AIM OF THE EXERCISE: Give the lines from the start of the records through the line containing "The recesses 110 is at (485, 220)." as a JSON list of strings, one string per line, with blank lines omitted.

(Element location listings)
◆ ◆ ◆

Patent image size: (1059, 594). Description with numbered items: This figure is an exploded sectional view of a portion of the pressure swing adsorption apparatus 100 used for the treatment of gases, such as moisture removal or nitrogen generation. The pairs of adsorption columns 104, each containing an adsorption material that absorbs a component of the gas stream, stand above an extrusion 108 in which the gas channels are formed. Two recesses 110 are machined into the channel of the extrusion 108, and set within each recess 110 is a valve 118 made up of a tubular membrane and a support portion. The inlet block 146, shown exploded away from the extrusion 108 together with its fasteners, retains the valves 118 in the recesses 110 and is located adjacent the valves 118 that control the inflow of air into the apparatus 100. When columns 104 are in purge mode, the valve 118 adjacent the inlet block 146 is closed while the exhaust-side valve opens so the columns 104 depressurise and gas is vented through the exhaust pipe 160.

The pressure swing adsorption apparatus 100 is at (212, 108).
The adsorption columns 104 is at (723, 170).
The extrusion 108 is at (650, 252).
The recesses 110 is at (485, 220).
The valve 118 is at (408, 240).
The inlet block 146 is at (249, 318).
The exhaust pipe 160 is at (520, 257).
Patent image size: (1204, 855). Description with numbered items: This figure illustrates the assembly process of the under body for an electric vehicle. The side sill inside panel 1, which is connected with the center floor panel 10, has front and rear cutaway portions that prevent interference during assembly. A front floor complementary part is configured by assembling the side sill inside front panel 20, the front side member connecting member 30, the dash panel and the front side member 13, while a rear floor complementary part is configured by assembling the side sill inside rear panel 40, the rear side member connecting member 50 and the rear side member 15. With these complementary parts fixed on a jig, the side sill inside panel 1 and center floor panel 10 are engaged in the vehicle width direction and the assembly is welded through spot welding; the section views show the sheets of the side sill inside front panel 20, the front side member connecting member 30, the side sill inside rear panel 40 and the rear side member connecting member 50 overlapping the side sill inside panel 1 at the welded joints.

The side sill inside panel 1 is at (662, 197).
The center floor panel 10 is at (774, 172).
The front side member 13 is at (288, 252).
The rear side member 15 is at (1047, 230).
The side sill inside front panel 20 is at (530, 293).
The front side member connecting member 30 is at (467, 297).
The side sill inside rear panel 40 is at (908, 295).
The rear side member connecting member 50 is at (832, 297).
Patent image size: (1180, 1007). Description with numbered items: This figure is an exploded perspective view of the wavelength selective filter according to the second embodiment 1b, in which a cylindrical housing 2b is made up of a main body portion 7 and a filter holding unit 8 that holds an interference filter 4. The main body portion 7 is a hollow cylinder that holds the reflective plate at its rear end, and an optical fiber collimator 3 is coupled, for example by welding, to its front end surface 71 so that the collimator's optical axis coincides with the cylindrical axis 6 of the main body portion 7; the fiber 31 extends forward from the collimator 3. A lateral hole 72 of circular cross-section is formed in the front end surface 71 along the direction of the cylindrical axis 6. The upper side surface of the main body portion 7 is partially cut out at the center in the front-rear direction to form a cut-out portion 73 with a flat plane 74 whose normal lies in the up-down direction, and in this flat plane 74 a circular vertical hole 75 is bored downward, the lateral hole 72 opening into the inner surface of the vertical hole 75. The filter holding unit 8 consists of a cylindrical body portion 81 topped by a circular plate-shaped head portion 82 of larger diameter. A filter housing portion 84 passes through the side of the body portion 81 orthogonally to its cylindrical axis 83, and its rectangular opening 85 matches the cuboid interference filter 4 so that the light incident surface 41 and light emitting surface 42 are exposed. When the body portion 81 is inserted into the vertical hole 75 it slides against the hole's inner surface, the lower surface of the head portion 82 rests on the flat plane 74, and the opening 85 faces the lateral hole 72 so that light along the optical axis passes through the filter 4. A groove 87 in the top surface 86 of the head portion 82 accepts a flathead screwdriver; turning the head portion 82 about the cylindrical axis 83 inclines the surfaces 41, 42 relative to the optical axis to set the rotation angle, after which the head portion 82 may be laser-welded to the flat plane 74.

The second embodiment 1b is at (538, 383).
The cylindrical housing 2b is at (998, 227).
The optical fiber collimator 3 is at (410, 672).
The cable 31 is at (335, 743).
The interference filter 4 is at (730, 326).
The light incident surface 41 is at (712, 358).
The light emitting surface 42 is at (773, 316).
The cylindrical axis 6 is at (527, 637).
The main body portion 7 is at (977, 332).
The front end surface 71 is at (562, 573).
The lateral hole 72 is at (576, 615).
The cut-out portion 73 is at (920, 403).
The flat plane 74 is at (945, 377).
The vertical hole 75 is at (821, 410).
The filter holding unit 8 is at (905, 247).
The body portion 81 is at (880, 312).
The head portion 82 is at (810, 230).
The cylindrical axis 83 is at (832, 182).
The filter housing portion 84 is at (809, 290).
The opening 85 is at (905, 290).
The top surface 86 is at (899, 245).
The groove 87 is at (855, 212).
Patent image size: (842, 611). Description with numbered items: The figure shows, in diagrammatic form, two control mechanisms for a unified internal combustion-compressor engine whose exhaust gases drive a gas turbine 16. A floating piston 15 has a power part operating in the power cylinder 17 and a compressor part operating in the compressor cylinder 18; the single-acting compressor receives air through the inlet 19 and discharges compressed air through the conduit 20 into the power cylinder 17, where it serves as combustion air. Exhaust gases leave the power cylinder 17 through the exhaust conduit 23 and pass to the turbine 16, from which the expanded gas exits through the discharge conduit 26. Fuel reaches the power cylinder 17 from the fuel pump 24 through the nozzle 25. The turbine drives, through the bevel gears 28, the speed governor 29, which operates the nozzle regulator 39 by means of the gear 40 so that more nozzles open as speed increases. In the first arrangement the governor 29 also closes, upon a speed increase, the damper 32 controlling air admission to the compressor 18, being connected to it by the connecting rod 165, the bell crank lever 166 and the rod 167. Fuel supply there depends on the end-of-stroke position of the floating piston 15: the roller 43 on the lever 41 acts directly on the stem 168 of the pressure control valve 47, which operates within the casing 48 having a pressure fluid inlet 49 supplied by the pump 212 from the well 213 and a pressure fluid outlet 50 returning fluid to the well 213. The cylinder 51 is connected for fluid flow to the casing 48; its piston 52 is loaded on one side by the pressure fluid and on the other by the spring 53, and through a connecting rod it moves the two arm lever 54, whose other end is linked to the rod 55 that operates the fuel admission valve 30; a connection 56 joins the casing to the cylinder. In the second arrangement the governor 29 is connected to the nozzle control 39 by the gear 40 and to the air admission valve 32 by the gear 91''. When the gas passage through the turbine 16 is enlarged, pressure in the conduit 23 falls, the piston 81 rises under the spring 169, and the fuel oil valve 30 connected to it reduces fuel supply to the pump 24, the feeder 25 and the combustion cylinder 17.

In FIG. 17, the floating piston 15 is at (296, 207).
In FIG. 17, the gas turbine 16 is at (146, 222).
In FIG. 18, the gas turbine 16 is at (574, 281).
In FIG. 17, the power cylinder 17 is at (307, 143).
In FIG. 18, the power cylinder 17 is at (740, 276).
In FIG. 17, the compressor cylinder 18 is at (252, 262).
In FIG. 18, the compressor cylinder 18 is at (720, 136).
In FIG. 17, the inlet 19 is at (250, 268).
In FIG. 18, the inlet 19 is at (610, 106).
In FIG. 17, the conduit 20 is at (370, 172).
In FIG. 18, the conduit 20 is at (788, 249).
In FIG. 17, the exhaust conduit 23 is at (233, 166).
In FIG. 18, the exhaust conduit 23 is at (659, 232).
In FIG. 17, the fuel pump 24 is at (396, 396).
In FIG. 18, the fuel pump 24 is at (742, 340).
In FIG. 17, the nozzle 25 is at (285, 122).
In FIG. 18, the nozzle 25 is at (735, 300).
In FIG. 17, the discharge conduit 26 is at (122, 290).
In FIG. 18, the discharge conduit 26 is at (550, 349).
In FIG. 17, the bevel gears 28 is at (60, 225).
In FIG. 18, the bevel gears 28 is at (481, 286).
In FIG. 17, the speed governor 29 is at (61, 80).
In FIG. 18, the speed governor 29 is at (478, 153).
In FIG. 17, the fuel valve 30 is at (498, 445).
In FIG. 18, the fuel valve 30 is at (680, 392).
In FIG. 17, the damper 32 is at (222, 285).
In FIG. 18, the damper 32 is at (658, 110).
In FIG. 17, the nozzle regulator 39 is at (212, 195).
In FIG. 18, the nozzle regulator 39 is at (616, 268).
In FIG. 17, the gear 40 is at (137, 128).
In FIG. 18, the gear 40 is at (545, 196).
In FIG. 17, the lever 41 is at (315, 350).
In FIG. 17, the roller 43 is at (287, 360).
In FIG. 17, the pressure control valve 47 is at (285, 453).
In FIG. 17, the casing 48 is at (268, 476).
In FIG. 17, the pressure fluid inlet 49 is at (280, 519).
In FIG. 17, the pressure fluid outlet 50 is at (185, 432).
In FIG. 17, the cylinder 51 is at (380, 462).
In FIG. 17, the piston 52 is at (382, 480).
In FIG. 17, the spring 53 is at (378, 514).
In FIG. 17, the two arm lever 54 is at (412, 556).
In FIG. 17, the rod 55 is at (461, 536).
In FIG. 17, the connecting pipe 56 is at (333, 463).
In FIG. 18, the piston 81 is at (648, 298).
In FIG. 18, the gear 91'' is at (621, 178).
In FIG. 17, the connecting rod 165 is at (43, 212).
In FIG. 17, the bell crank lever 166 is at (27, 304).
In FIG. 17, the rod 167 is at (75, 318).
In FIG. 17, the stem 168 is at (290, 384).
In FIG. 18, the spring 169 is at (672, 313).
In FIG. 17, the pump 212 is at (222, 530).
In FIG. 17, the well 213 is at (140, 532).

◆ ◆ ◆

SOLUTION TO THE PROBLEM:
[
  "Patent image size: (1059, 594). Description with numbered items: This figure is an exploded sectional view of a portion of the pressure swing adsorption apparatus 100 used for the treatment of gases, such as moisture removal or nitrogen generation. The pairs of adsorption columns 104, each containing an adsorption material that absorbs a component of the gas stream, stand above an extrusion 108 in which the gas channels are formed. Two recesses 110 are machined into the channel of the extrusion 108, and set within each recess 110 is a valve 118 made up of a tubular membrane and a support portion. The inlet block 146, shown exploded away from the extrusion 108 together with its fasteners, retains the valves 118 in the recesses 110 and is located adjacent the valves 118 that control the inflow of air into the apparatus 100. When columns 104 are in purge mode, the valve 118 adjacent the inlet block 146 is closed while the exhaust-side valve opens so the columns 104 depressurise and gas is vented through the exhaust pipe 160.",
  "The pressure swing adsorption apparatus 100 is at (212, 108).",
  "The adsorption columns 104 is at (723, 170).",
  "The extrusion 108 is at (650, 252).",
  "The recesses 110 is at (485, 220)."
]